### DATA FOR THIS EXERCISE
▬▬▬▬▬▬
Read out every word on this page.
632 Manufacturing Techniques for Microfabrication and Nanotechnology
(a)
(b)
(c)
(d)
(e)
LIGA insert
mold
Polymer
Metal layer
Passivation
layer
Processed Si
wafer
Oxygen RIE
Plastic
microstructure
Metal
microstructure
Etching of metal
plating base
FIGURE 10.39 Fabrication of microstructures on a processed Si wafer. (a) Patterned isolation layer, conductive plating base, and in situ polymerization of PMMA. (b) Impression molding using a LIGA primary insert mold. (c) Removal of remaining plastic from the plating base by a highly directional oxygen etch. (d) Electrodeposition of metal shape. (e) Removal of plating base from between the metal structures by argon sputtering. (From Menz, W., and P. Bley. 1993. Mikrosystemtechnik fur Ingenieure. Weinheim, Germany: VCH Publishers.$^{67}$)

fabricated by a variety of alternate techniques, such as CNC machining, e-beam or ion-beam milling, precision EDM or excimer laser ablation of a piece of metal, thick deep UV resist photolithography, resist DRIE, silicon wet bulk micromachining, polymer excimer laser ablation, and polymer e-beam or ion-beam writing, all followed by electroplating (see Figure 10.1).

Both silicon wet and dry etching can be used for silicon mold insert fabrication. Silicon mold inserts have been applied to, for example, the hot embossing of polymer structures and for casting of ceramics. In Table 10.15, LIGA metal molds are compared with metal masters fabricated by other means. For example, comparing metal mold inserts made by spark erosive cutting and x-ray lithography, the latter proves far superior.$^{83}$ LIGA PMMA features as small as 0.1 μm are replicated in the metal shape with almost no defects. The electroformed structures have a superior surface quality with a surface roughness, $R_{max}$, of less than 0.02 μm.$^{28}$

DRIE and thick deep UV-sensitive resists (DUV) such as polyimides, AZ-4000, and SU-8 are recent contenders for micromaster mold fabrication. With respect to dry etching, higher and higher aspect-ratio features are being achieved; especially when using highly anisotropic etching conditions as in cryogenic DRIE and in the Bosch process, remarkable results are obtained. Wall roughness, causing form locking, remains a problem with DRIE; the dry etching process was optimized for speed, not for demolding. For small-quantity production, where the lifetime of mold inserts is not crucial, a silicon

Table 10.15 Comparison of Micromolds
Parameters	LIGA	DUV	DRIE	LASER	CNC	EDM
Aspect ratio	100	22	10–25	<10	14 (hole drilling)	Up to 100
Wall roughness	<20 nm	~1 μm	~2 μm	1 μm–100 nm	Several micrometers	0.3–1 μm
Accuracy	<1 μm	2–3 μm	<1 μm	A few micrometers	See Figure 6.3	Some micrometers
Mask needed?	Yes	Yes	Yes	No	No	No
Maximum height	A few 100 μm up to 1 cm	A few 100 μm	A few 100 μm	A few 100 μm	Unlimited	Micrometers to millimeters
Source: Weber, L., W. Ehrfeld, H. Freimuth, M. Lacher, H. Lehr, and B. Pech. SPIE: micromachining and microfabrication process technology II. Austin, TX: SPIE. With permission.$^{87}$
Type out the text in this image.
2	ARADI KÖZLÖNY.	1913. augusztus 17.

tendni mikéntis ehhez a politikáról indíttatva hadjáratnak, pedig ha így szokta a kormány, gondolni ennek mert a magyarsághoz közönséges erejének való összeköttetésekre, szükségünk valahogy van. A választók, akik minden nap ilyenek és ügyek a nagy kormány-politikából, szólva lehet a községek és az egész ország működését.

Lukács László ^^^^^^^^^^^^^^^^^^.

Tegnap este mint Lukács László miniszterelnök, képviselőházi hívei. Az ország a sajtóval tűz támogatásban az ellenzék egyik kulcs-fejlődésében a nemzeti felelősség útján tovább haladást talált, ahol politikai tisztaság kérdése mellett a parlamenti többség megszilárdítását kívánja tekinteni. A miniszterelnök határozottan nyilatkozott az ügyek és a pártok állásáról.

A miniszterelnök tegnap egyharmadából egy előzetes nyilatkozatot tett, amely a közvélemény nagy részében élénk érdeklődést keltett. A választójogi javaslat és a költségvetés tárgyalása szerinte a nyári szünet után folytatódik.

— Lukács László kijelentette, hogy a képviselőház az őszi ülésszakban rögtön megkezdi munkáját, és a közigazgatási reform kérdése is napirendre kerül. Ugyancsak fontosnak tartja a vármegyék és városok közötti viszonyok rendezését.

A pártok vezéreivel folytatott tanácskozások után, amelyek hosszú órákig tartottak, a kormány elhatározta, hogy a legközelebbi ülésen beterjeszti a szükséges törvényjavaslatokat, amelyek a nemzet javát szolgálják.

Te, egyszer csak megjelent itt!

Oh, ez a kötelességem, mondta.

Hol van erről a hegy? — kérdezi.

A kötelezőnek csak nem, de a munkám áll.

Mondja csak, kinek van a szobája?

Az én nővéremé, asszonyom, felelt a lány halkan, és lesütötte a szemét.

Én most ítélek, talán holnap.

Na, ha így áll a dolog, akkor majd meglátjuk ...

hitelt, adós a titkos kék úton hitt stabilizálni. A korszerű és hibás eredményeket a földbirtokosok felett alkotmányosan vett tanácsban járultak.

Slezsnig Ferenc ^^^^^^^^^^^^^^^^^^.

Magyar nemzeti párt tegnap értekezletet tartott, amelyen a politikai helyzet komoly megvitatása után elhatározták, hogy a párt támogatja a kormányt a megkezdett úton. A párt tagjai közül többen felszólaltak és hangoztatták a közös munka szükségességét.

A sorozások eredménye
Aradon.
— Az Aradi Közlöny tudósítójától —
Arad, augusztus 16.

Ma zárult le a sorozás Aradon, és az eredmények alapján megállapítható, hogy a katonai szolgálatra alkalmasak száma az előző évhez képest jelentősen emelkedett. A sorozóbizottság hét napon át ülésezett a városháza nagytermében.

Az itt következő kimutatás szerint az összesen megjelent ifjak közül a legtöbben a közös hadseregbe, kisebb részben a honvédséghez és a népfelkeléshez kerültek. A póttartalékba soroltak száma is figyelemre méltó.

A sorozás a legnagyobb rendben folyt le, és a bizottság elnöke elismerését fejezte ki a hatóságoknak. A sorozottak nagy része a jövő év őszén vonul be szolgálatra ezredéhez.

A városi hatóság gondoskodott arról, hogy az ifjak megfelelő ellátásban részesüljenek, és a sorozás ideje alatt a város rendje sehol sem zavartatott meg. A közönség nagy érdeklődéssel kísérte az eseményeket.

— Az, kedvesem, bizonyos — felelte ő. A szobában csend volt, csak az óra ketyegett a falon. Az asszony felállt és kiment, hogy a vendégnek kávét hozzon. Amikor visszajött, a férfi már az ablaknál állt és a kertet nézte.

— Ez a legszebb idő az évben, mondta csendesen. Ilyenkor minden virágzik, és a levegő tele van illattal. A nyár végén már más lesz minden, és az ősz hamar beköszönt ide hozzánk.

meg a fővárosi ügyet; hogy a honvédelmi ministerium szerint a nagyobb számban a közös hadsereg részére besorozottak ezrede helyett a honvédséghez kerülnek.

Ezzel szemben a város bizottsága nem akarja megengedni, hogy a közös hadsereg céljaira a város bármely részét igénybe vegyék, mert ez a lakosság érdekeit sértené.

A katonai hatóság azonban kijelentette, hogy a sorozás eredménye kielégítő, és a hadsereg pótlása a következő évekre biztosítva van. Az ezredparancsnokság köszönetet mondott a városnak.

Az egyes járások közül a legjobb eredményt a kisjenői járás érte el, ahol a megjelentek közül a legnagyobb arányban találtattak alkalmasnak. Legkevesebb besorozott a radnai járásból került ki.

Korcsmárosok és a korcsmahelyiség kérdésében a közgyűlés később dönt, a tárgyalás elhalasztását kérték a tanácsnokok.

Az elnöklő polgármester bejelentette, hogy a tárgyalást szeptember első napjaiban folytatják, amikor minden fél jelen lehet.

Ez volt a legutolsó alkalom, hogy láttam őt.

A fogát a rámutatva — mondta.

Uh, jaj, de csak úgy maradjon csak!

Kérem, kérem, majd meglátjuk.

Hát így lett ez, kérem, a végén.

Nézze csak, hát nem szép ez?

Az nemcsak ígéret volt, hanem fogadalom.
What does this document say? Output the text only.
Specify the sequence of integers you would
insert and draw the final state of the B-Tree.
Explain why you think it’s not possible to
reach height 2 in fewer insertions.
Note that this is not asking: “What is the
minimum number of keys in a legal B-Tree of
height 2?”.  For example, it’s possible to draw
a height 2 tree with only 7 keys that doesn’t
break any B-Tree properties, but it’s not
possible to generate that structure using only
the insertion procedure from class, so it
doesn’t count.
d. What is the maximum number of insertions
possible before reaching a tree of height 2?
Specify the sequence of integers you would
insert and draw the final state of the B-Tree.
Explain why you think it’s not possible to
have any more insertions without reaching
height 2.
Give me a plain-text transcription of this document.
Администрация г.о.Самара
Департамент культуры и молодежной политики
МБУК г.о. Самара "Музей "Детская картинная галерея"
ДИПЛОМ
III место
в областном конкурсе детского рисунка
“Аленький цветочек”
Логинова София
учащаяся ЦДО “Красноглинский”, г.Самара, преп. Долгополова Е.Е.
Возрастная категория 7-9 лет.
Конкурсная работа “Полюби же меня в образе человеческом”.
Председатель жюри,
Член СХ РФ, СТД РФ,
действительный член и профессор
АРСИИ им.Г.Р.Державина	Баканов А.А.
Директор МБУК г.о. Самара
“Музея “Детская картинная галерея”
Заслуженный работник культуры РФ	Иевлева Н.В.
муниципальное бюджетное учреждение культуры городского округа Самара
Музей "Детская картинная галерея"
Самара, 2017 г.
▬▬▬▬▬▬
### WHAT YOU NEED TO DO
Report how many lines in the data include the word "majd", and give nothing but the count.

### SOLUTION TO THE PROBLEM
2